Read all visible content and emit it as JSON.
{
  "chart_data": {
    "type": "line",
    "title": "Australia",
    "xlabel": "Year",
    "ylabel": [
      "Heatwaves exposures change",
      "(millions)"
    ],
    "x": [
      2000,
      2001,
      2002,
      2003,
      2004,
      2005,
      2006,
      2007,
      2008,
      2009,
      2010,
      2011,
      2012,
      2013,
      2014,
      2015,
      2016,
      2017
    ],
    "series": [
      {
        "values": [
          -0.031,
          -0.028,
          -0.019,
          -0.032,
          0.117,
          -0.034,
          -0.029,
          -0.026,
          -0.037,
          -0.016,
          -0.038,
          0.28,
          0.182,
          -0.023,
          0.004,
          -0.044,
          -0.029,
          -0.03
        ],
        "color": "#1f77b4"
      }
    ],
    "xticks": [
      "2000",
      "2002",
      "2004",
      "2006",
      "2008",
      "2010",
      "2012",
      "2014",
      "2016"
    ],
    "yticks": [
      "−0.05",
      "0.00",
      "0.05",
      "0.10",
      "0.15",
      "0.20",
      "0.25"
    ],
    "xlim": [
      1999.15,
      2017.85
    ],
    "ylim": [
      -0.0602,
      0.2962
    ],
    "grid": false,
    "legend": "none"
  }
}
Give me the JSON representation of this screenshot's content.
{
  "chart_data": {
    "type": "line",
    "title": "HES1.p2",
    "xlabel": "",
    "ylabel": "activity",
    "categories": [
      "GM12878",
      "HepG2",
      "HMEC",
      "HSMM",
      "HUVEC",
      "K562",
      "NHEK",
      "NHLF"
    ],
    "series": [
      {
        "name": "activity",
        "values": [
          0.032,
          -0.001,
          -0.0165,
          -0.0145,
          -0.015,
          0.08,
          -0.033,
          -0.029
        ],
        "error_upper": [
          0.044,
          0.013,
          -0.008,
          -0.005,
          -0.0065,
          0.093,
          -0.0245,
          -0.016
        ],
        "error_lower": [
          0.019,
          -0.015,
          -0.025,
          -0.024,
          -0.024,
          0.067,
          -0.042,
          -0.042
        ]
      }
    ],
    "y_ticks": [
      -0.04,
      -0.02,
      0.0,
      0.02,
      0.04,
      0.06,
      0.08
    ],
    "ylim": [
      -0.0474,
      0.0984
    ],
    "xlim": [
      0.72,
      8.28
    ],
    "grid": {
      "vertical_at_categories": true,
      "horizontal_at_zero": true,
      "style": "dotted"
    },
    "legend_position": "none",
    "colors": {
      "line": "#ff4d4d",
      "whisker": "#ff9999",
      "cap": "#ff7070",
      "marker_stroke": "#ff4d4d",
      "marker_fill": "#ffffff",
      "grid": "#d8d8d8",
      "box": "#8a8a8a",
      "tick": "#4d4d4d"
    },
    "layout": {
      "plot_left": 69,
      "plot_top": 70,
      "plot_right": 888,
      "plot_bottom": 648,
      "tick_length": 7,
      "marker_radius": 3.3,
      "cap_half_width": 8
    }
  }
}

■ ■ ■ ■ ■

(WHAT THE TASK ASKS)
Restate every line of the data word for word.

(SOLUTION)
Read all visible content and emit it as JSON.
{
  "chart_data": {
    "type": "line",
    "title": "Australia",
    "xlabel": "Year",
    "ylabel": [
      "Heatwaves exposures change",
      "(millions)"
    ],
    "x": [
      2000,
      2001,
      2002,
      2003,
      2004,
      2005,
      2006,
      2007,
      2008,
      2009,
      2010,
      2011,
      2012,
      2013,
      2014,
      2015,
      2016,
      2017
    ],
    "series": [
      {
        "values": [
          -0.031,
          -0.028,
          -0.019,
          -0.032,
          0.117,
          -0.034,
          -0.029,
          -0.026,
          -0.037,
          -0.016,
          -0.038,
          0.28,
          0.182,
          -0.023,
          0.004,
          -0.044,
          -0.029,
          -0.03
        ],
        "color": "#1f77b4"
      }
    ],
    "xticks": [
      "2000",
      "2002",
      "2004",
      "2006",
      "2008",
      "2010",
      "2012",
      "2014",
      "2016"
    ],
    "yticks": [
      "−0.05",
      "0.00",
      "0.05",
      "0.10",
      "0.15",
      "0.20",
      "0.25"
    ],
    "xlim": [
      1999.15,
      2017.85
    ],
    "ylim": [
      -0.0602,
      0.2962
    ],
    "grid": false,
    "legend": "none"
  }
}
Give me the JSON representation of this screenshot's content.
{
  "chart_data": {
    "type": "line",
    "title": "HES1.p2",
    "xlabel": "",
    "ylabel": "activity",
    "categories": [
      "GM12878",
      "HepG2",
      "HMEC",
      "HSMM",
      "HUVEC",
      "K562",
      "NHEK",
      "NHLF"
    ],
    "series": [
      {
        "name": "activity",
        "values": [
          0.032,
          -0.001,
          -0.0165,
          -0.0145,
          -0.015,
          0.08,
          -0.033,
          -0.029
        ],
        "error_upper": [
          0.044,
          0.013,
          -0.008,
          -0.005,
          -0.0065,
          0.093,
          -0.0245,
          -0.016
        ],
        "error_lower": [
          0.019,
          -0.015,
          -0.025,
          -0.024,
          -0.024,
          0.067,
          -0.042,
          -0.042
        ]
      }
    ],
    "y_ticks": [
      -0.04,
      -0.02,
      0.0,
      0.02,
      0.04,
      0.06,
      0.08
    ],
    "ylim": [
      -0.0474,
      0.0984
    ],
    "xlim": [
      0.72,
      8.28
    ],
    "grid": {
      "vertical_at_categories": true,
      "horizontal_at_zero": true,
      "style": "dotted"
    },
    "legend_position": "none",
    "colors": {
      "line": "#ff4d4d",
      "whisker": "#ff9999",
      "cap": "#ff7070",
      "marker_stroke": "#ff4d4d",
      "marker_fill": "#ffffff",
      "grid": "#d8d8d8",
      "box": "#8a8a8a",
      "tick": "#4d4d4d"
    },
    "layout": {
      "plot_left": 69,
      "plot_top": 70,
      "plot_right": 888,
      "plot_bottom": 648,
      "tick_length": 7,
      "marker_radius": 3.3,
      "cap_half_width": 8
    }
  }
}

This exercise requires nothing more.